##### INFORMATION SUPPLIED
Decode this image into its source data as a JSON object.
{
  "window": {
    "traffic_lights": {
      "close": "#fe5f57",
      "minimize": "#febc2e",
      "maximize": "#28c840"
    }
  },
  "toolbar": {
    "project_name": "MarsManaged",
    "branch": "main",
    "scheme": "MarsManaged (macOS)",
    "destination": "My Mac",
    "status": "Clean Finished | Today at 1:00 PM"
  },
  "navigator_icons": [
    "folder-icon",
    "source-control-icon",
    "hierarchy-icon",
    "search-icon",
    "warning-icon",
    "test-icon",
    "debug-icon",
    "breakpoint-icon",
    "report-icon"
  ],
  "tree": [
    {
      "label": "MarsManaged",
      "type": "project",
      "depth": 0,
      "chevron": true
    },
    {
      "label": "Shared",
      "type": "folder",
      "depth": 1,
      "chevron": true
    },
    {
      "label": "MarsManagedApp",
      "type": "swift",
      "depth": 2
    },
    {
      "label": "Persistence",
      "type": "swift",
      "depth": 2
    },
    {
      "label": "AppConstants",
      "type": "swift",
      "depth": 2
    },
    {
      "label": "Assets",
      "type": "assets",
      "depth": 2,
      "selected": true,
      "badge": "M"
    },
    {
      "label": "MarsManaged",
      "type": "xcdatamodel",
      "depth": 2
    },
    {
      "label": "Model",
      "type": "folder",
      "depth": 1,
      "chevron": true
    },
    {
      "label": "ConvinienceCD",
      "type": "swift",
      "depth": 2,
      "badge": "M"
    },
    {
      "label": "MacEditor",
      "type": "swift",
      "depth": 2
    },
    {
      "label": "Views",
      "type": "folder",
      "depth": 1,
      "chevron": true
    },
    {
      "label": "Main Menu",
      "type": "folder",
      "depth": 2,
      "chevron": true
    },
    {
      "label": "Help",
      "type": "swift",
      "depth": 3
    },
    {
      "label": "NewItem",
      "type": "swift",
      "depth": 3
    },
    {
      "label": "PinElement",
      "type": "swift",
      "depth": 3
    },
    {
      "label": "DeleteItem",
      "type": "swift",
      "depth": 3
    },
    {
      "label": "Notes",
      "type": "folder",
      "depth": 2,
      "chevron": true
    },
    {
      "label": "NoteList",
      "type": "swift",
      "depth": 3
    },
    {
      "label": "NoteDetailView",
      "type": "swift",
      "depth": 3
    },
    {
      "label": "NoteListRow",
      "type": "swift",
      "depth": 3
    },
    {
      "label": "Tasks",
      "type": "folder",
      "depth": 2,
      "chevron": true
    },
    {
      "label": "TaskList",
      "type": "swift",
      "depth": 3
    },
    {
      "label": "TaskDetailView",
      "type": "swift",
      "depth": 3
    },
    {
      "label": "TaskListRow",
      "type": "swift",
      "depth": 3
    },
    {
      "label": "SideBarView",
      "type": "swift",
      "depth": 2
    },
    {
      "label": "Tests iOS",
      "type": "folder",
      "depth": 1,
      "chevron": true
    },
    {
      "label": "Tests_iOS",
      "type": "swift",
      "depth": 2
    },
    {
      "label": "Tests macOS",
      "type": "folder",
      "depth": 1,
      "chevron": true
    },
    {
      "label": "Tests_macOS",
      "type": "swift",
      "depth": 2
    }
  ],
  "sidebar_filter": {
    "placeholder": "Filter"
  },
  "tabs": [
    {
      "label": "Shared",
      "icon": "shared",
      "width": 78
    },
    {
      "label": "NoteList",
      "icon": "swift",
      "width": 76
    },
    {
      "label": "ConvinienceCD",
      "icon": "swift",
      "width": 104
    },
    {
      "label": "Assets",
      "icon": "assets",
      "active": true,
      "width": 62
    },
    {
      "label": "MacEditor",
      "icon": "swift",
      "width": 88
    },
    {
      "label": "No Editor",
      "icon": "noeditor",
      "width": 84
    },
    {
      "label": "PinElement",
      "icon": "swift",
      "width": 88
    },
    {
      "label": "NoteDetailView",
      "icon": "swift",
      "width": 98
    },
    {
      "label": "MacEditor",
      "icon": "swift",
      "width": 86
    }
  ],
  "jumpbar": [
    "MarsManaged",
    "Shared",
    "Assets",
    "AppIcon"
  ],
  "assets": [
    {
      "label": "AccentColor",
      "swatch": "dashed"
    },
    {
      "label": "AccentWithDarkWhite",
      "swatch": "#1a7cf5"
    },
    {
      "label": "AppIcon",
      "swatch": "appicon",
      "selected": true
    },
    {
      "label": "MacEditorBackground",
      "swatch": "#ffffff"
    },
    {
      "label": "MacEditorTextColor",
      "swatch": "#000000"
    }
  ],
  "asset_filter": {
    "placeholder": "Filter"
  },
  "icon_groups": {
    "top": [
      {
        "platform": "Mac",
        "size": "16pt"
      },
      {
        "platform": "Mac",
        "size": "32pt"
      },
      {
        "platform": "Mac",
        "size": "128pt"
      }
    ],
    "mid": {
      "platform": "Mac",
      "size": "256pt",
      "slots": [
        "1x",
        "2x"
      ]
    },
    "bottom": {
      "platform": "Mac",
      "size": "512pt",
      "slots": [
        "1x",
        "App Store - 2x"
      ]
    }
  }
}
##########
* YOUR GOAL *
Write out every entry again, keeping each line exactly the same.

* SOLUTION FOR THIS TASK *
Decode this image into its source data as a JSON object.
{
  "window": {
    "traffic_lights": {
      "close": "#fe5f57",
      "minimize": "#febc2e",
      "maximize": "#28c840"
    }
  },
  "toolbar": {
    "project_name": "MarsManaged",
    "branch": "main",
    "scheme": "MarsManaged (macOS)",
    "destination": "My Mac",
    "status": "Clean Finished | Today at 1:00 PM"
  },
  "navigator_icons": [
    "folder-icon",
    "source-control-icon",
    "hierarchy-icon",
    "search-icon",
    "warning-icon",
    "test-icon",
    "debug-icon",
    "breakpoint-icon",
    "report-icon"
  ],
  "tree": [
    {
      "label": "MarsManaged",
      "type": "project",
      "depth": 0,
      "chevron": true
    },
    {
      "label": "Shared",
      "type": "folder",
      "depth": 1,
      "chevron": true
    },
    {
      "label": "MarsManagedApp",
      "type": "swift",
      "depth": 2
    },
    {
      "label": "Persistence",
      "type": "swift",
      "depth": 2
    },
    {
      "label": "AppConstants",
      "type": "swift",
      "depth": 2
    },
    {
      "label": "Assets",
      "type": "assets",
      "depth": 2,
      "selected": true,
      "badge": "M"
    },
    {
      "label": "MarsManaged",
      "type": "xcdatamodel",
      "depth": 2
    },
    {
      "label": "Model",
      "type": "folder",
      "depth": 1,
      "chevron": true
    },
    {
      "label": "ConvinienceCD",
      "type": "swift",
      "depth": 2,
      "badge": "M"
    },
    {
      "label": "MacEditor",
      "type": "swift",
      "depth": 2
    },
    {
      "label": "Views",
      "type": "folder",
      "depth": 1,
      "chevron": true
    },
    {
      "label": "Main Menu",
      "type": "folder",
      "depth": 2,
      "chevron": true
    },
    {
      "label": "Help",
      "type": "swift",
      "depth": 3
    },
    {
      "label": "NewItem",
      "type": "swift",
      "depth": 3
    },
    {
      "label": "PinElement",
      "type": "swift",
      "depth": 3
    },
    {
      "label": "DeleteItem",
      "type": "swift",
      "depth": 3
    },
    {
      "label": "Notes",
      "type": "folder",
      "depth": 2,
      "chevron": true
    },
    {
      "label": "NoteList",
      "type": "swift",
      "depth": 3
    },
    {
      "label": "NoteDetailView",
      "type": "swift",
      "depth": 3
    },
    {
      "label": "NoteListRow",
      "type": "swift",
      "depth": 3
    },
    {
      "label": "Tasks",
      "type": "folder",
      "depth": 2,
      "chevron": true
    },
    {
      "label": "TaskList",
      "type": "swift",
      "depth": 3
    },
    {
      "label": "TaskDetailView",
      "type": "swift",
      "depth": 3
    },
    {
      "label": "TaskListRow",
      "type": "swift",
      "depth": 3
    },
    {
      "label": "SideBarView",
      "type": "swift",
      "depth": 2
    },
    {
      "label": "Tests iOS",
      "type": "folder",
      "depth": 1,
      "chevron": true
    },
    {
      "label": "Tests_iOS",
      "type": "swift",
      "depth": 2
    },
    {
      "label": "Tests macOS",
      "type": "folder",
      "depth": 1,
      "chevron": true
    },
    {
      "label": "Tests_macOS",
      "type": "swift",
      "depth": 2
    }
  ],
  "sidebar_filter": {
    "placeholder": "Filter"
  },
  "tabs": [
    {
      "label": "Shared",
      "icon": "shared",
      "width": 78
    },
    {
      "label": "NoteList",
      "icon": "swift",
      "width": 76
    },
    {
      "label": "ConvinienceCD",
      "icon": "swift",
      "width": 104
    },
    {
      "label": "Assets",
      "icon": "assets",
      "active": true,
      "width": 62
    },
    {
      "label": "MacEditor",
      "icon": "swift",
      "width": 88
    },
    {
      "label": "No Editor",
      "icon": "noeditor",
      "width": 84
    },
    {
      "label": "PinElement",
      "icon": "swift",
      "width": 88
    },
    {
      "label": "NoteDetailView",
      "icon": "swift",
      "width": 98
    },
    {
      "label": "MacEditor",
      "icon": "swift",
      "width": 86
    }
  ],
  "jumpbar": [
    "MarsManaged",
    "Shared",
    "Assets",
    "AppIcon"
  ],
  "assets": [
    {
      "label": "AccentColor",
      "swatch": "dashed"
    },
    {
      "label": "AccentWithDarkWhite",
      "swatch": "#1a7cf5"
    },
    {
      "label": "AppIcon",
      "swatch": "appicon",
      "selected": true
    },
    {
      "label": "MacEditorBackground",
      "swatch": "#ffffff"
    },
    {
      "label": "MacEditorTextColor",
      "swatch": "#000000"
    }
  ],
  "asset_filter": {
    "placeholder": "Filter"
  },
  "icon_groups": {
    "top": [
      {
        "platform": "Mac",
        "size": "16pt"
      },
      {
        "platform": "Mac",
        "size": "32pt"
      },
      {
        "platform": "Mac",
        "size": "128pt"
      }
    ],
    "mid": {
      "platform": "Mac",
      "size": "256pt",
      "slots": [
        "1x",
        "2x"
      ]
    },
    "bottom": {
      "platform": "Mac",
      "size": "512pt",
      "slots": [
        "1x",
        "App Store - 2x"
      ]
    }
  }
}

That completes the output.